Instructions to follow — Restate all of the data exactly.

[Dataset records]
· · · · ·
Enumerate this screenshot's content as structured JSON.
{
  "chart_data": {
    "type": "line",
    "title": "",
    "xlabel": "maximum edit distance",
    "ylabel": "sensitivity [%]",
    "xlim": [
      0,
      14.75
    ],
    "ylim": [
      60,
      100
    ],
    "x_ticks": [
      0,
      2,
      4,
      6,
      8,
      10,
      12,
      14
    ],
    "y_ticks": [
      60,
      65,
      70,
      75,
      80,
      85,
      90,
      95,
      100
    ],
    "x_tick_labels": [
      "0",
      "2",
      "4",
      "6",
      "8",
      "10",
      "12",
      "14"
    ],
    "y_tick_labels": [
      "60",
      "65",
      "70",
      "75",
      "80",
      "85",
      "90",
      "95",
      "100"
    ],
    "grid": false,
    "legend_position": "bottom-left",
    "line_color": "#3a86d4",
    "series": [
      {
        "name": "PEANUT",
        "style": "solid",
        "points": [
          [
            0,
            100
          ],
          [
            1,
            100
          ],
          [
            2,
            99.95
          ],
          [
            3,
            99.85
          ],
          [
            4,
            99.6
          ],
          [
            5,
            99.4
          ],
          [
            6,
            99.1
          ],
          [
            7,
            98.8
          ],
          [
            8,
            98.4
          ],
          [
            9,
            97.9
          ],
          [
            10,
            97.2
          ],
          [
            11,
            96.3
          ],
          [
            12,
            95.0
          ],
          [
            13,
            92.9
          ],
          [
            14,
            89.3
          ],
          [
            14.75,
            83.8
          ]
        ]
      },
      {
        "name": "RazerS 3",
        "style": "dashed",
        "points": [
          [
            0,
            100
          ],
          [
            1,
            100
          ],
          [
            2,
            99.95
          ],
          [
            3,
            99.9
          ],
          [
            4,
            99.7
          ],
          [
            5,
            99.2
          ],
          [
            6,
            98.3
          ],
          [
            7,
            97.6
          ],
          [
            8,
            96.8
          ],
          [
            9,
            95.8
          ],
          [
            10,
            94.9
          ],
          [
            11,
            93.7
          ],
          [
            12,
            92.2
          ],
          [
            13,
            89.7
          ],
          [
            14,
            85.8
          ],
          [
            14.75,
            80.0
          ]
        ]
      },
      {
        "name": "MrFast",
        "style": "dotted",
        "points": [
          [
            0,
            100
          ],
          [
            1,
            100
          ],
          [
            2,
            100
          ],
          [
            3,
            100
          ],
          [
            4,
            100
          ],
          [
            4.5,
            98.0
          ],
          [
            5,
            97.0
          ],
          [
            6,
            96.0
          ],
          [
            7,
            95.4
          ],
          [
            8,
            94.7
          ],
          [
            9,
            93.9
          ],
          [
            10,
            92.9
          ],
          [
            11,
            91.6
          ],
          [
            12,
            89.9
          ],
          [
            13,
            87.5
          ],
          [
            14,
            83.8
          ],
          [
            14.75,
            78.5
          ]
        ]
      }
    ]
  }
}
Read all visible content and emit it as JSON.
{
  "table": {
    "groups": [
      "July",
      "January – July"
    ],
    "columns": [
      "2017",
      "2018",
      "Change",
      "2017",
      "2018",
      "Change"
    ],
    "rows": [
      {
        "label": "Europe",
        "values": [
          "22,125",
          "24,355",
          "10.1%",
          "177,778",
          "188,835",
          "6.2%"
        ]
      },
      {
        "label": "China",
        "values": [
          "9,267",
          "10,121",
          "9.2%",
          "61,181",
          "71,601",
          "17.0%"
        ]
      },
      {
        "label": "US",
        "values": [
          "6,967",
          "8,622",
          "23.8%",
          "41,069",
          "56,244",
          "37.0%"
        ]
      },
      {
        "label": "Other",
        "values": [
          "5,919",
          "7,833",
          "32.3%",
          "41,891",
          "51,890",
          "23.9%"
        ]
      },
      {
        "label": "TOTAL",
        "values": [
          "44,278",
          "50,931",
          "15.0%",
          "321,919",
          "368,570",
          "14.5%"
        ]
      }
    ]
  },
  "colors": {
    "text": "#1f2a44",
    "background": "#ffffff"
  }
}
· · · · ·
Answer in full —
Enumerate this screenshot's content as structured JSON.
{
  "chart_data": {
    "type": "line",
    "title": "",
    "xlabel": "maximum edit distance",
    "ylabel": "sensitivity [%]",
    "xlim": [
      0,
      14.75
    ],
    "ylim": [
      60,
      100
    ],
    "x_ticks": [
      0,
      2,
      4,
      6,
      8,
      10,
      12,
      14
    ],
    "y_ticks": [
      60,
      65,
      70,
      75,
      80,
      85,
      90,
      95,
      100
    ],
    "x_tick_labels": [
      "0",
      "2",
      "4",
      "6",
      "8",
      "10",
      "12",
      "14"
    ],
    "y_tick_labels": [
      "60",
      "65",
      "70",
      "75",
      "80",
      "85",
      "90",
      "95",
      "100"
    ],
    "grid": false,
    "legend_position": "bottom-left",
    "line_color": "#3a86d4",
    "series": [
      {
        "name": "PEANUT",
        "style": "solid",
        "points": [
          [
            0,
            100
          ],
          [
            1,
            100
          ],
          [
            2,
            99.95
          ],
          [
            3,
            99.85
          ],
          [
            4,
            99.6
          ],
          [
            5,
            99.4
          ],
          [
            6,
            99.1
          ],
          [
            7,
            98.8
          ],
          [
            8,
            98.4
          ],
          [
            9,
            97.9
          ],
          [
            10,
            97.2
          ],
          [
            11,
            96.3
          ],
          [
            12,
            95.0
          ],
          [
            13,
            92.9
          ],
          [
            14,
            89.3
          ],
          [
            14.75,
            83.8
          ]
        ]
      },
      {
        "name": "RazerS 3",
        "style": "dashed",
        "points": [
          [
            0,
            100
          ],
          [
            1,
            100
          ],
          [
            2,
            99.95
          ],
          [
            3,
            99.9
          ],
          [
            4,
            99.7
          ],
          [
            5,
            99.2
          ],
          [
            6,
            98.3
          ],
          [
            7,
            97.6
          ],
          [
            8,
            96.8
          ],
          [
            9,
            95.8
          ],
          [
            10,
            94.9
          ],
          [
            11,
            93.7
          ],
          [
            12,
            92.2
          ],
          [
            13,
            89.7
          ],
          [
            14,
            85.8
          ],
          [
            14.75,
            80.0
          ]
        ]
      },
      {
        "name": "MrFast",
        "style": "dotted",
        "points": [
          [
            0,
            100
          ],
          [
            1,
            100
          ],
          [
            2,
            100
          ],
          [
            3,
            100
          ],
          [
            4,
            100
          ],
          [
            4.5,
            98.0
          ],
          [
            5,
            97.0
          ],
          [
            6,
            96.0
          ],
          [
            7,
            95.4
          ],
          [
            8,
            94.7
          ],
          [
            9,
            93.9
          ],
          [
            10,
            92.9
          ],
          [
            11,
            91.6
          ],
          [
            12,
            89.9
          ],
          [
            13,
            87.5
          ],
          [
            14,
            83.8
          ],
          [
            14.75,
            78.5
          ]
        ]
      }
    ]
  }
}
Read all visible content and emit it as JSON.
{
  "table": {
    "groups": [
      "July",
      "January – July"
    ],
    "columns": [
      "2017",
      "2018",
      "Change",
      "2017",
      "2018",
      "Change"
    ],
    "rows": [
      {
        "label": "Europe",
        "values": [
          "22,125",
          "24,355",
          "10.1%",
          "177,778",
          "188,835",
          "6.2%"
        ]
      },
      {
        "label": "China",
        "values": [
          "9,267",
          "10,121",
          "9.2%",
          "61,181",
          "71,601",
          "17.0%"
        ]
      },
      {
        "label": "US",
        "values": [
          "6,967",
          "8,622",
          "23.8%",
          "41,069",
          "56,244",
          "37.0%"
        ]
      },
      {
        "label": "Other",
        "values": [
          "5,919",
          "7,833",
          "32.3%",
          "41,891",
          "51,890",
          "23.9%"
        ]
      },
      {
        "label": "TOTAL",
        "values": [
          "44,278",
          "50,931",
          "15.0%",
          "321,919",
          "368,570",
          "14.5%"
        ]
      }
    ]
  },
  "colors": {
    "text": "#1f2a44",
    "background": "#ffffff"
  }
}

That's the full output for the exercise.